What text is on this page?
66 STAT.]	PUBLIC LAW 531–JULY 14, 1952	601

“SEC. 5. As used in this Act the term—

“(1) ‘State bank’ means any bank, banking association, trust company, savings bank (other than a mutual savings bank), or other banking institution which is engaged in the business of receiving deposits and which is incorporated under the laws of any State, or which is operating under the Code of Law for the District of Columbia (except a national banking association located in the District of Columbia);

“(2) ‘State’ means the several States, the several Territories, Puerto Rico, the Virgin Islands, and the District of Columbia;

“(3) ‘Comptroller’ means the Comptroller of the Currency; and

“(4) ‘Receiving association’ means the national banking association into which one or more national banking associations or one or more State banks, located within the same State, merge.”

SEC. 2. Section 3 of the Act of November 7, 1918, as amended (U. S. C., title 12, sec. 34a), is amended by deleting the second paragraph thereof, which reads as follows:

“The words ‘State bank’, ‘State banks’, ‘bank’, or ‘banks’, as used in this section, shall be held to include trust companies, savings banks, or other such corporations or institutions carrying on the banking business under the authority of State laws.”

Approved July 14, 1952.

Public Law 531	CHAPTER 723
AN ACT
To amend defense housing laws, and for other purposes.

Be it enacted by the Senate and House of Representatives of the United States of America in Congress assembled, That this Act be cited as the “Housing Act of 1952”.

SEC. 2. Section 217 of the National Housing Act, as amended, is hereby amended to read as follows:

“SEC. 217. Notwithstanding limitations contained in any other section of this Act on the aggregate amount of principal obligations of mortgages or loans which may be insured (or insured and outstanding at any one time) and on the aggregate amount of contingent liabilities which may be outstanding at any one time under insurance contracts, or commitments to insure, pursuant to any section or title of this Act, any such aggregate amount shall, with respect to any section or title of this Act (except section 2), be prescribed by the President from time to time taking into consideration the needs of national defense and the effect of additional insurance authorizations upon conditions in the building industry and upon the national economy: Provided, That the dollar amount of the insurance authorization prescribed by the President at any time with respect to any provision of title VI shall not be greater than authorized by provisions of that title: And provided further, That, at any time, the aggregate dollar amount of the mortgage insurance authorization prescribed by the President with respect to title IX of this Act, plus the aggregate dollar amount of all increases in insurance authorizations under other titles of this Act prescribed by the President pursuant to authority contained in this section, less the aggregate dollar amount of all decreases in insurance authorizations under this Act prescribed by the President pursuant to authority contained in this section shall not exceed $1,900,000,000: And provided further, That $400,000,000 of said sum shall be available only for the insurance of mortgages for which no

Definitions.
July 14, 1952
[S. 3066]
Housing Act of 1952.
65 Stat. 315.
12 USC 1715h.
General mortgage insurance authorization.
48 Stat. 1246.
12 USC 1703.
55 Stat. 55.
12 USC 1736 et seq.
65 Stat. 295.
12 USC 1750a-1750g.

# Goal:
Reproduce each record exactly, leaving nothing out.

# Result of this task:
What text is on this page?
66 STAT.]	PUBLIC LAW 531–JULY 14, 1952	601

“SEC. 5. As used in this Act the term—

“(1) ‘State bank’ means any bank, banking association, trust company, savings bank (other than a mutual savings bank), or other banking institution which is engaged in the business of receiving deposits and which is incorporated under the laws of any State, or which is operating under the Code of Law for the District of Columbia (except a national banking association located in the District of Columbia);

“(2) ‘State’ means the several States, the several Territories, Puerto Rico, the Virgin Islands, and the District of Columbia;

“(3) ‘Comptroller’ means the Comptroller of the Currency; and

“(4) ‘Receiving association’ means the national banking association into which one or more national banking associations or one or more State banks, located within the same State, merge.”

SEC. 2. Section 3 of the Act of November 7, 1918, as amended (U. S. C., title 12, sec. 34a), is amended by deleting the second paragraph thereof, which reads as follows:

“The words ‘State bank’, ‘State banks’, ‘bank’, or ‘banks’, as used in this section, shall be held to include trust companies, savings banks, or other such corporations or institutions carrying on the banking business under the authority of State laws.”

Approved July 14, 1952.

Public Law 531	CHAPTER 723
AN ACT
To amend defense housing laws, and for other purposes.

Be it enacted by the Senate and House of Representatives of the United States of America in Congress assembled, That this Act be cited as the “Housing Act of 1952”.

SEC. 2. Section 217 of the National Housing Act, as amended, is hereby amended to read as follows:

“SEC. 217. Notwithstanding limitations contained in any other section of this Act on the aggregate amount of principal obligations of mortgages or loans which may be insured (or insured and outstanding at any one time) and on the aggregate amount of contingent liabilities which may be outstanding at any one time under insurance contracts, or commitments to insure, pursuant to any section or title of this Act, any such aggregate amount shall, with respect to any section or title of this Act (except section 2), be prescribed by the President from time to time taking into consideration the needs of national defense and the effect of additional insurance authorizations upon conditions in the building industry and upon the national economy: Provided, That the dollar amount of the insurance authorization prescribed by the President at any time with respect to any provision of title VI shall not be greater than authorized by provisions of that title: And provided further, That, at any time, the aggregate dollar amount of the mortgage insurance authorization prescribed by the President with respect to title IX of this Act, plus the aggregate dollar amount of all increases in insurance authorizations under other titles of this Act prescribed by the President pursuant to authority contained in this section, less the aggregate dollar amount of all decreases in insurance authorizations under this Act prescribed by the President pursuant to authority contained in this section shall not exceed $1,900,000,000: And provided further, That $400,000,000 of said sum shall be available only for the insurance of mortgages for which no

Definitions.
July 14, 1952
[S. 3066]
Housing Act of 1952.
65 Stat. 315.
12 USC 1715h.
General mortgage insurance authorization.
48 Stat. 1246.
12 USC 1703.
55 Stat. 55.
12 USC 1736 et seq.
65 Stat. 295.
12 USC 1750a-1750g.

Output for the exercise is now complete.